Reproduce each line from the records that holds "screenshot".
STORED ROWS start
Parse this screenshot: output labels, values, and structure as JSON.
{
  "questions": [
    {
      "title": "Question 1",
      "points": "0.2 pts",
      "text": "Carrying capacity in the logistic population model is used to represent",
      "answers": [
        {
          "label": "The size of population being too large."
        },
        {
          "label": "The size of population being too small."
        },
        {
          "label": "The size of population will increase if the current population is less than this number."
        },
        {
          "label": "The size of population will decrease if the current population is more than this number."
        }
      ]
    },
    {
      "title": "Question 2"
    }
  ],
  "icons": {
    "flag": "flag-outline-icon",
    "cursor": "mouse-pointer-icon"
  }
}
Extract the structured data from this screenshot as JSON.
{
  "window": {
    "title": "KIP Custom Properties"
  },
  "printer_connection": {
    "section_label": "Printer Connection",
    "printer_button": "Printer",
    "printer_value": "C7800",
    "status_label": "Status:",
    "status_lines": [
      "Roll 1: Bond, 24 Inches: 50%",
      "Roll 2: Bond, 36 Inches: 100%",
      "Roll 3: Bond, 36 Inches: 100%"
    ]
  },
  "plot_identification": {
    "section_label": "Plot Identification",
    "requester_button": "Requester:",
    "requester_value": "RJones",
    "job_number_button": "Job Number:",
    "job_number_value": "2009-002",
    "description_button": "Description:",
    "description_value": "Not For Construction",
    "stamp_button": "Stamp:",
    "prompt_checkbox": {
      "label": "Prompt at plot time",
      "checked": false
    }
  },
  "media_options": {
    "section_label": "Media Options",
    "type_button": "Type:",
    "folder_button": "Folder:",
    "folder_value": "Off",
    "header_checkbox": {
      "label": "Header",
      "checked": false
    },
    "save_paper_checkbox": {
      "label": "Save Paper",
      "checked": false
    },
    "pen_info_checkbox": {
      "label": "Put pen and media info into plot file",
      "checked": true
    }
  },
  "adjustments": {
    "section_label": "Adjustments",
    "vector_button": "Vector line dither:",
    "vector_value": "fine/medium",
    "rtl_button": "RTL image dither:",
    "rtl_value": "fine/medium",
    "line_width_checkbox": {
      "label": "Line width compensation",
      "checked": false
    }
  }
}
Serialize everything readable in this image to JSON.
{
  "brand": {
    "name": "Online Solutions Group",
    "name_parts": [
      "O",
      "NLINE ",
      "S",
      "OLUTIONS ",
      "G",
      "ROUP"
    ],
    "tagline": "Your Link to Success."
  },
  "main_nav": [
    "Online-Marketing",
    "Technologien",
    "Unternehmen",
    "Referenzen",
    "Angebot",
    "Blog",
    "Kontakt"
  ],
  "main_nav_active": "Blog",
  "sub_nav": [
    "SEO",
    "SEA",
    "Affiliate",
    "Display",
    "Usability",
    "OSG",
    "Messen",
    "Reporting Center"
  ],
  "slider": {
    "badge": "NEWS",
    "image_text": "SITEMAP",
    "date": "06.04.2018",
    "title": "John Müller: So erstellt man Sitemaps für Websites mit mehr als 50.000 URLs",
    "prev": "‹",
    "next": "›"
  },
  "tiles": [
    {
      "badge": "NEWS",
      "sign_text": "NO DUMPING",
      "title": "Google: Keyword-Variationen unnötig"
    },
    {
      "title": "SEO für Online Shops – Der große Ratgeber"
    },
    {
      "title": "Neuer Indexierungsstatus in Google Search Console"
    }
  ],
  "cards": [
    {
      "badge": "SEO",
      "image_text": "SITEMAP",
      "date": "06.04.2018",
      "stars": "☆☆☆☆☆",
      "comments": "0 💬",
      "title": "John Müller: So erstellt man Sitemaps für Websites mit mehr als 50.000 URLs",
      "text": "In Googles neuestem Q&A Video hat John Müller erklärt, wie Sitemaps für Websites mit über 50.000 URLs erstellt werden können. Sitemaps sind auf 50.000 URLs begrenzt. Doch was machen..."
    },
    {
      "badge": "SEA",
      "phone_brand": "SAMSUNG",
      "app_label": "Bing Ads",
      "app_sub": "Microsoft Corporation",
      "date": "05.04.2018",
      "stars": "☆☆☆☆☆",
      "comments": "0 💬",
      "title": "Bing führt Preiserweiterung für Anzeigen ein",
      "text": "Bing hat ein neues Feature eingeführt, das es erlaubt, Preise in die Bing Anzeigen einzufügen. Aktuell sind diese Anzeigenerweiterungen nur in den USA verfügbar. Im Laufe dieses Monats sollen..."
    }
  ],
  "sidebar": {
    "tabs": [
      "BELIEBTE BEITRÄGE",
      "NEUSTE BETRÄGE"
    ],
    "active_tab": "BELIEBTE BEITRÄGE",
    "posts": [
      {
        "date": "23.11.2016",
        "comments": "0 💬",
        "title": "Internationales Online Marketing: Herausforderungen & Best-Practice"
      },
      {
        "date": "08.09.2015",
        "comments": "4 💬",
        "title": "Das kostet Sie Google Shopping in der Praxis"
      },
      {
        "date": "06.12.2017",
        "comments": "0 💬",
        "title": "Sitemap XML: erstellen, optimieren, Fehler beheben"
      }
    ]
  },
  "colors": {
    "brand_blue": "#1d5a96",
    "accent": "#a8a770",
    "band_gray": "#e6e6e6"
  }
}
STORED ROWS end
WRITTEN SOLUTION -
Parse this screenshot: output labels, values, and structure as JSON.
Extract the structured data from this screenshot as JSON.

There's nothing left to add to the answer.